CHALLENGE: Images should be left out, and everything else in the listing reproduced exactly.

Structured figure records:
## START

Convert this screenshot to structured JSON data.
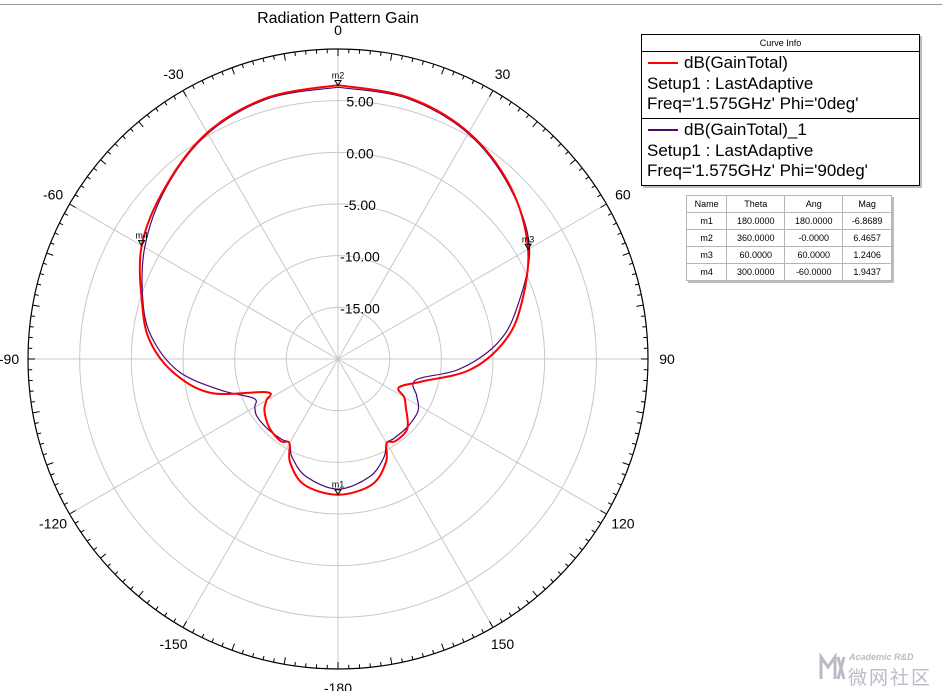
{
  "chart_data": {
    "type": "polar-line",
    "title": "Radiation Pattern Gain",
    "r_ticks": [
      5,
      0,
      -5,
      -10,
      -15
    ],
    "r_tick_labels": [
      "5.00",
      "0.00",
      "-5.00",
      "-10.00",
      "-15.00"
    ],
    "r_range": [
      -20,
      10
    ],
    "angle_labels": [
      "0",
      "30",
      "60",
      "90",
      "120",
      "150",
      "-180",
      "-150",
      "-120",
      "-90",
      "-60",
      "-30"
    ],
    "angle_values": [
      0,
      30,
      60,
      90,
      120,
      150,
      180,
      210,
      240,
      270,
      300,
      330
    ],
    "series": [
      {
        "name": "dB(GainTotal)",
        "color": "#ff0000",
        "theta": [
          0,
          15,
          30,
          45,
          60,
          75,
          85,
          95,
          105,
          115,
          120,
          125,
          135,
          145,
          150,
          155,
          165,
          180,
          195,
          205,
          210,
          215,
          225,
          235,
          240,
          245,
          255,
          265,
          275,
          285,
          300,
          315,
          330,
          345,
          360
        ],
        "gain": [
          6.5,
          6.2,
          5.3,
          3.6,
          1.24,
          -1.8,
          -4.1,
          -7.3,
          -11.6,
          -13.5,
          -12.6,
          -12.0,
          -10.5,
          -10.3,
          -10.6,
          -9.0,
          -7.4,
          -6.87,
          -7.4,
          -9.0,
          -10.6,
          -10.3,
          -10.6,
          -11.3,
          -12.0,
          -12.4,
          -7.3,
          -4.1,
          -1.8,
          -0.4,
          1.94,
          3.6,
          5.3,
          6.2,
          6.5
        ]
      },
      {
        "name": "dB(GainTotal)_1",
        "color": "#4b0a6e",
        "theta": [
          0,
          15,
          30,
          45,
          60,
          75,
          85,
          95,
          105,
          115,
          120,
          125,
          135,
          145,
          150,
          155,
          165,
          180,
          195,
          205,
          210,
          215,
          225,
          235,
          240,
          245,
          255,
          265,
          275,
          285,
          300,
          315,
          330,
          345,
          360
        ],
        "gain": [
          6.3,
          6.1,
          5.2,
          3.5,
          1.4,
          -2.2,
          -4.7,
          -8.3,
          -12.2,
          -11.6,
          -11.0,
          -10.7,
          -10.6,
          -10.6,
          -10.6,
          -9.5,
          -8.2,
          -7.4,
          -8.2,
          -9.5,
          -10.6,
          -10.5,
          -10.4,
          -10.4,
          -10.7,
          -11.0,
          -8.3,
          -4.7,
          -2.2,
          -0.5,
          1.6,
          3.5,
          5.2,
          6.1,
          6.3
        ]
      }
    ],
    "markers": [
      {
        "name": "m1",
        "theta": 180,
        "gain": -6.8689
      },
      {
        "name": "m2",
        "theta": 360,
        "gain": 6.4657
      },
      {
        "name": "m3",
        "theta": 60,
        "gain": 1.2406
      },
      {
        "name": "m4",
        "theta": 300,
        "gain": 1.9437
      }
    ]
  },
  "legend": {
    "title": "Curve Info",
    "entries": [
      {
        "name": "dB(GainTotal)",
        "line2": "Setup1 : LastAdaptive",
        "line3": "Freq='1.575GHz' Phi='0deg'",
        "color": "#ff0000"
      },
      {
        "name": "dB(GainTotal)_1",
        "line2": "Setup1 : LastAdaptive",
        "line3": "Freq='1.575GHz' Phi='90deg'",
        "color": "#4b0a6e"
      }
    ]
  },
  "marker_table": {
    "headers": [
      "Name",
      "Theta",
      "Ang",
      "Mag"
    ],
    "rows": [
      [
        "m1",
        "180.0000",
        "180.0000",
        "-6.8689"
      ],
      [
        "m2",
        "360.0000",
        "-0.0000",
        "6.4657"
      ],
      [
        "m3",
        "60.0000",
        "60.0000",
        "1.2406"
      ],
      [
        "m4",
        "300.0000",
        "-60.0000",
        "1.9437"
      ]
    ]
  },
  "watermark": {
    "en": "Academic R&D",
    "cn": "微网社区"
  }
}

## END

OUTPUT FOR THIS TASK:
Convert this screenshot to structured JSON data.
{
  "chart_data": {
    "type": "polar-line",
    "title": "Radiation Pattern Gain",
    "r_ticks": [
      5,
      0,
      -5,
      -10,
      -15
    ],
    "r_tick_labels": [
      "5.00",
      "0.00",
      "-5.00",
      "-10.00",
      "-15.00"
    ],
    "r_range": [
      -20,
      10
    ],
    "angle_labels": [
      "0",
      "30",
      "60",
      "90",
      "120",
      "150",
      "-180",
      "-150",
      "-120",
      "-90",
      "-60",
      "-30"
    ],
    "angle_values": [
      0,
      30,
      60,
      90,
      120,
      150,
      180,
      210,
      240,
      270,
      300,
      330
    ],
    "series": [
      {
        "name": "dB(GainTotal)",
        "color": "#ff0000",
        "theta": [
          0,
          15,
          30,
          45,
          60,
          75,
          85,
          95,
          105,
          115,
          120,
          125,
          135,
          145,
          150,
          155,
          165,
          180,
          195,
          205,
          210,
          215,
          225,
          235,
          240,
          245,
          255,
          265,
          275,
          285,
          300,
          315,
          330,
          345,
          360
        ],
        "gain": [
          6.5,
          6.2,
          5.3,
          3.6,
          1.24,
          -1.8,
          -4.1,
          -7.3,
          -11.6,
          -13.5,
          -12.6,
          -12.0,
          -10.5,
          -10.3,
          -10.6,
          -9.0,
          -7.4,
          -6.87,
          -7.4,
          -9.0,
          -10.6,
          -10.3,
          -10.6,
          -11.3,
          -12.0,
          -12.4,
          -7.3,
          -4.1,
          -1.8,
          -0.4,
          1.94,
          3.6,
          5.3,
          6.2,
          6.5
        ]
      },
      {
        "name": "dB(GainTotal)_1",
        "color": "#4b0a6e",
        "theta": [
          0,
          15,
          30,
          45,
          60,
          75,
          85,
          95,
          105,
          115,
          120,
          125,
          135,
          145,
          150,
          155,
          165,
          180,
          195,
          205,
          210,
          215,
          225,
          235,
          240,
          245,
          255,
          265,
          275,
          285,
          300,
          315,
          330,
          345,
          360
        ],
        "gain": [
          6.3,
          6.1,
          5.2,
          3.5,
          1.4,
          -2.2,
          -4.7,
          -8.3,
          -12.2,
          -11.6,
          -11.0,
          -10.7,
          -10.6,
          -10.6,
          -10.6,
          -9.5,
          -8.2,
          -7.4,
          -8.2,
          -9.5,
          -10.6,
          -10.5,
          -10.4,
          -10.4,
          -10.7,
          -11.0,
          -8.3,
          -4.7,
          -2.2,
          -0.5,
          1.6,
          3.5,
          5.2,
          6.1,
          6.3
        ]
      }
    ],
    "markers": [
      {
        "name": "m1",
        "theta": 180,
        "gain": -6.8689
      },
      {
        "name": "m2",
        "theta": 360,
        "gain": 6.4657
      },
      {
        "name": "m3",
        "theta": 60,
        "gain": 1.2406
      },
      {
        "name": "m4",
        "theta": 300,
        "gain": 1.9437
      }
    ]
  },
  "legend": {
    "title": "Curve Info",
    "entries": [
      {
        "name": "dB(GainTotal)",
        "line2": "Setup1 : LastAdaptive",
        "line3": "Freq='1.575GHz' Phi='0deg'",
        "color": "#ff0000"
      },
      {
        "name": "dB(GainTotal)_1",
        "line2": "Setup1 : LastAdaptive",
        "line3": "Freq='1.575GHz' Phi='90deg'",
        "color": "#4b0a6e"
      }
    ]
  },
  "marker_table": {
    "headers": [
      "Name",
      "Theta",
      "Ang",
      "Mag"
    ],
    "rows": [
      [
        "m1",
        "180.0000",
        "180.0000",
        "-6.8689"
      ],
      [
        "m2",
        "360.0000",
        "-0.0000",
        "6.4657"
      ],
      [
        "m3",
        "60.0000",
        "60.0000",
        "1.2406"
      ],
      [
        "m4",
        "300.0000",
        "-60.0000",
        "1.9437"
      ]
    ]
  },
  "watermark": {
    "en": "Academic R&D",
    "cn": "微网社区"
  }
}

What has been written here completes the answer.